* [Required task]: Print the data exactly, leaving nothing out.

Figure collection entries:
--*--
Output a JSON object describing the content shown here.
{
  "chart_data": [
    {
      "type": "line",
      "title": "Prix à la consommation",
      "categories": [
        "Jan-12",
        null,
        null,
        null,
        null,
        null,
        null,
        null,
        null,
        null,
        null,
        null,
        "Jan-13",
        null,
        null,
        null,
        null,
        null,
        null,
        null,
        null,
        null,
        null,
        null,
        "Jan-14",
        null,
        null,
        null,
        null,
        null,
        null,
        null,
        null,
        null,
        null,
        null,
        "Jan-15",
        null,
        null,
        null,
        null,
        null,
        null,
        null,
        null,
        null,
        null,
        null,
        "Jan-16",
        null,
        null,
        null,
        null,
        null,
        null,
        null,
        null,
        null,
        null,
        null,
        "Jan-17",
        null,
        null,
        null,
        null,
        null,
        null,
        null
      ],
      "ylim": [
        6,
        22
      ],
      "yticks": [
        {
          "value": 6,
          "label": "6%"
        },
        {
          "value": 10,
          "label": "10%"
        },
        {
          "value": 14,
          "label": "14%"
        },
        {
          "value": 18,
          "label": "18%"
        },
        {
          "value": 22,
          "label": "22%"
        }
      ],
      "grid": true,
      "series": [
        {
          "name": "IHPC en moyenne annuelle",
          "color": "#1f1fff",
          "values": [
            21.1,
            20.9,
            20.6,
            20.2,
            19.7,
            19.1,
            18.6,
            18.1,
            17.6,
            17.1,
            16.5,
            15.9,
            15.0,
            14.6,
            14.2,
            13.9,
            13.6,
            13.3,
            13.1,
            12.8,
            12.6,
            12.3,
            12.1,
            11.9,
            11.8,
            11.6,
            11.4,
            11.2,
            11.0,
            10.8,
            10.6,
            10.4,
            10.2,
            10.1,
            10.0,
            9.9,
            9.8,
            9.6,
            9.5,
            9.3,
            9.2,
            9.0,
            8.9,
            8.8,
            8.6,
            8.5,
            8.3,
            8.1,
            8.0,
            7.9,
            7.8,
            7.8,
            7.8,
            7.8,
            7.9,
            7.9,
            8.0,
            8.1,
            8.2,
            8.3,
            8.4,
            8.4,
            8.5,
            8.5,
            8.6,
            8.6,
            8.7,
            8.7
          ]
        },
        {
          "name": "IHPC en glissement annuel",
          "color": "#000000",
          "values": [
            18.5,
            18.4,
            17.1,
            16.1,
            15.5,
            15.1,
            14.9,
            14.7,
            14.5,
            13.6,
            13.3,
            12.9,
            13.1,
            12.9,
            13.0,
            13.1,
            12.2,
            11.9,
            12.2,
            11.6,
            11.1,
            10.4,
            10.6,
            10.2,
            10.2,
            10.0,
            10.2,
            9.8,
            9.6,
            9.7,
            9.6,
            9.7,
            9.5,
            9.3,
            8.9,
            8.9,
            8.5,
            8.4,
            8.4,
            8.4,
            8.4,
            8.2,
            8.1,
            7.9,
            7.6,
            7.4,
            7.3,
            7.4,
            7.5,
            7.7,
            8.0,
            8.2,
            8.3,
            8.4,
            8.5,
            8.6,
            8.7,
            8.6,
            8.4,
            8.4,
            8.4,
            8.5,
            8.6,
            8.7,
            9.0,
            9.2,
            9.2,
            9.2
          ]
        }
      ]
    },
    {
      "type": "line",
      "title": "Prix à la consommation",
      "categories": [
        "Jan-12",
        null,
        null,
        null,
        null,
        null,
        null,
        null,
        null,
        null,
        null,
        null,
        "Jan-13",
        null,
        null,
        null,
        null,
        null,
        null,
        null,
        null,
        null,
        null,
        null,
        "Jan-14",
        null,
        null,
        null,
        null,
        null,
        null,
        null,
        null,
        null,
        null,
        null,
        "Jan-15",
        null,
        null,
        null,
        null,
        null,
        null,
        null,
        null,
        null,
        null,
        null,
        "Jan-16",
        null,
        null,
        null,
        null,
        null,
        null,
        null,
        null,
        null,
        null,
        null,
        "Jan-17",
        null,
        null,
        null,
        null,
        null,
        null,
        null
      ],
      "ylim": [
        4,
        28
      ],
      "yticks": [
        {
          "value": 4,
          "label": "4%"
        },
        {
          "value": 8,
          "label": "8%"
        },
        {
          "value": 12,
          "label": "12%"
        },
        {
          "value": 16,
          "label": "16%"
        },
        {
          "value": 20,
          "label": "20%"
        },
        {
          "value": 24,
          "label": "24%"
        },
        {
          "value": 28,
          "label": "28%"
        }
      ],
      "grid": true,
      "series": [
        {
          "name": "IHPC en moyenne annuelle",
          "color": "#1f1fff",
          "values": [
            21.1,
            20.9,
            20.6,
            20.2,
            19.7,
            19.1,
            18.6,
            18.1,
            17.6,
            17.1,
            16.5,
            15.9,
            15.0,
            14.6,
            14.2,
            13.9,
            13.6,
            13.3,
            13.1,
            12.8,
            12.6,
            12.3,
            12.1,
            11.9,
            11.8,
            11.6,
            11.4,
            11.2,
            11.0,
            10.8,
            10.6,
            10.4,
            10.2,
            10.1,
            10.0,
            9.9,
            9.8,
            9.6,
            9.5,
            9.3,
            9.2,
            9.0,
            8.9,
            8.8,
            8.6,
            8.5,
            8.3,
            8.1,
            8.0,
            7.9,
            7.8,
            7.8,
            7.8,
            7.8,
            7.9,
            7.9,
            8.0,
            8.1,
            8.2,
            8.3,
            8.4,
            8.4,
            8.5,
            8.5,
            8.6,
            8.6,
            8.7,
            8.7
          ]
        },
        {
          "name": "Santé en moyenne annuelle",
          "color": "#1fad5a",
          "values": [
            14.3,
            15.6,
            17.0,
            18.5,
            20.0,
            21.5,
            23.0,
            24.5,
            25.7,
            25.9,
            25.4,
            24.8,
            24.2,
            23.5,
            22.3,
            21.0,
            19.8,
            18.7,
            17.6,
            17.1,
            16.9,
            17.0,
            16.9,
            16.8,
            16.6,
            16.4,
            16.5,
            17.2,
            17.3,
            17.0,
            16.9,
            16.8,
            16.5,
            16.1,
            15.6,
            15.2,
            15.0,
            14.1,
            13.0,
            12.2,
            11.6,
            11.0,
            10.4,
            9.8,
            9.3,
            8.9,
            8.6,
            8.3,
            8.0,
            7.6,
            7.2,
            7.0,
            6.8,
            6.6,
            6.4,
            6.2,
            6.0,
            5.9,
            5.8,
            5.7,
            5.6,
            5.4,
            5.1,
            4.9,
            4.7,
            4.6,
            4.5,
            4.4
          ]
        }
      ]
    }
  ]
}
--*--
* [Reply]:
Output a JSON object describing the content shown here.
{
  "chart_data": [
    {
      "type": "line",
      "title": "Prix à la consommation",
      "categories": [
        "Jan-12",
        null,
        null,
        null,
        null,
        null,
        null,
        null,
        null,
        null,
        null,
        null,
        "Jan-13",
        null,
        null,
        null,
        null,
        null,
        null,
        null,
        null,
        null,
        null,
        null,
        "Jan-14",
        null,
        null,
        null,
        null,
        null,
        null,
        null,
        null,
        null,
        null,
        null,
        "Jan-15",
        null,
        null,
        null,
        null,
        null,
        null,
        null,
        null,
        null,
        null,
        null,
        "Jan-16",
        null,
        null,
        null,
        null,
        null,
        null,
        null,
        null,
        null,
        null,
        null,
        "Jan-17",
        null,
        null,
        null,
        null,
        null,
        null,
        null
      ],
      "ylim": [
        6,
        22
      ],
      "yticks": [
        {
          "value": 6,
          "label": "6%"
        },
        {
          "value": 10,
          "label": "10%"
        },
        {
          "value": 14,
          "label": "14%"
        },
        {
          "value": 18,
          "label": "18%"
        },
        {
          "value": 22,
          "label": "22%"
        }
      ],
      "grid": true,
      "series": [
        {
          "name": "IHPC en moyenne annuelle",
          "color": "#1f1fff",
          "values": [
            21.1,
            20.9,
            20.6,
            20.2,
            19.7,
            19.1,
            18.6,
            18.1,
            17.6,
            17.1,
            16.5,
            15.9,
            15.0,
            14.6,
            14.2,
            13.9,
            13.6,
            13.3,
            13.1,
            12.8,
            12.6,
            12.3,
            12.1,
            11.9,
            11.8,
            11.6,
            11.4,
            11.2,
            11.0,
            10.8,
            10.6,
            10.4,
            10.2,
            10.1,
            10.0,
            9.9,
            9.8,
            9.6,
            9.5,
            9.3,
            9.2,
            9.0,
            8.9,
            8.8,
            8.6,
            8.5,
            8.3,
            8.1,
            8.0,
            7.9,
            7.8,
            7.8,
            7.8,
            7.8,
            7.9,
            7.9,
            8.0,
            8.1,
            8.2,
            8.3,
            8.4,
            8.4,
            8.5,
            8.5,
            8.6,
            8.6,
            8.7,
            8.7
          ]
        },
        {
          "name": "IHPC en glissement annuel",
          "color": "#000000",
          "values": [
            18.5,
            18.4,
            17.1,
            16.1,
            15.5,
            15.1,
            14.9,
            14.7,
            14.5,
            13.6,
            13.3,
            12.9,
            13.1,
            12.9,
            13.0,
            13.1,
            12.2,
            11.9,
            12.2,
            11.6,
            11.1,
            10.4,
            10.6,
            10.2,
            10.2,
            10.0,
            10.2,
            9.8,
            9.6,
            9.7,
            9.6,
            9.7,
            9.5,
            9.3,
            8.9,
            8.9,
            8.5,
            8.4,
            8.4,
            8.4,
            8.4,
            8.2,
            8.1,
            7.9,
            7.6,
            7.4,
            7.3,
            7.4,
            7.5,
            7.7,
            8.0,
            8.2,
            8.3,
            8.4,
            8.5,
            8.6,
            8.7,
            8.6,
            8.4,
            8.4,
            8.4,
            8.5,
            8.6,
            8.7,
            9.0,
            9.2,
            9.2,
            9.2
          ]
        }
      ]
    },
    {
      "type": "line",
      "title": "Prix à la consommation",
      "categories": [
        "Jan-12",
        null,
        null,
        null,
        null,
        null,
        null,
        null,
        null,
        null,
        null,
        null,
        "Jan-13",
        null,
        null,
        null,
        null,
        null,
        null,
        null,
        null,
        null,
        null,
        null,
        "Jan-14",
        null,
        null,
        null,
        null,
        null,
        null,
        null,
        null,
        null,
        null,
        null,
        "Jan-15",
        null,
        null,
        null,
        null,
        null,
        null,
        null,
        null,
        null,
        null,
        null,
        "Jan-16",
        null,
        null,
        null,
        null,
        null,
        null,
        null,
        null,
        null,
        null,
        null,
        "Jan-17",
        null,
        null,
        null,
        null,
        null,
        null,
        null
      ],
      "ylim": [
        4,
        28
      ],
      "yticks": [
        {
          "value": 4,
          "label": "4%"
        },
        {
          "value": 8,
          "label": "8%"
        },
        {
          "value": 12,
          "label": "12%"
        },
        {
          "value": 16,
          "label": "16%"
        },
        {
          "value": 20,
          "label": "20%"
        },
        {
          "value": 24,
          "label": "24%"
        },
        {
          "value": 28,
          "label": "28%"
        }
      ],
      "grid": true,
      "series": [
        {
          "name": "IHPC en moyenne annuelle",
          "color": "#1f1fff",
          "values": [
            21.1,
            20.9,
            20.6,
            20.2,
            19.7,
            19.1,
            18.6,
            18.1,
            17.6,
            17.1,
            16.5,
            15.9,
            15.0,
            14.6,
            14.2,
            13.9,
            13.6,
            13.3,
            13.1,
            12.8,
            12.6,
            12.3,
            12.1,
            11.9,
            11.8,
            11.6,
            11.4,
            11.2,
            11.0,
            10.8,
            10.6,
            10.4,
            10.2,
            10.1,
            10.0,
            9.9,
            9.8,
            9.6,
            9.5,
            9.3,
            9.2,
            9.0,
            8.9,
            8.8,
            8.6,
            8.5,
            8.3,
            8.1,
            8.0,
            7.9,
            7.8,
            7.8,
            7.8,
            7.8,
            7.9,
            7.9,
            8.0,
            8.1,
            8.2,
            8.3,
            8.4,
            8.4,
            8.5,
            8.5,
            8.6,
            8.6,
            8.7,
            8.7
          ]
        },
        {
          "name": "Santé en moyenne annuelle",
          "color": "#1fad5a",
          "values": [
            14.3,
            15.6,
            17.0,
            18.5,
            20.0,
            21.5,
            23.0,
            24.5,
            25.7,
            25.9,
            25.4,
            24.8,
            24.2,
            23.5,
            22.3,
            21.0,
            19.8,
            18.7,
            17.6,
            17.1,
            16.9,
            17.0,
            16.9,
            16.8,
            16.6,
            16.4,
            16.5,
            17.2,
            17.3,
            17.0,
            16.9,
            16.8,
            16.5,
            16.1,
            15.6,
            15.2,
            15.0,
            14.1,
            13.0,
            12.2,
            11.6,
            11.0,
            10.4,
            9.8,
            9.3,
            8.9,
            8.6,
            8.3,
            8.0,
            7.6,
            7.2,
            7.0,
            6.8,
            6.6,
            6.4,
            6.2,
            6.0,
            5.9,
            5.8,
            5.7,
            5.6,
            5.4,
            5.1,
            4.9,
            4.7,
            4.6,
            4.5,
            4.4
          ]
        }
      ]
    }
  ]
}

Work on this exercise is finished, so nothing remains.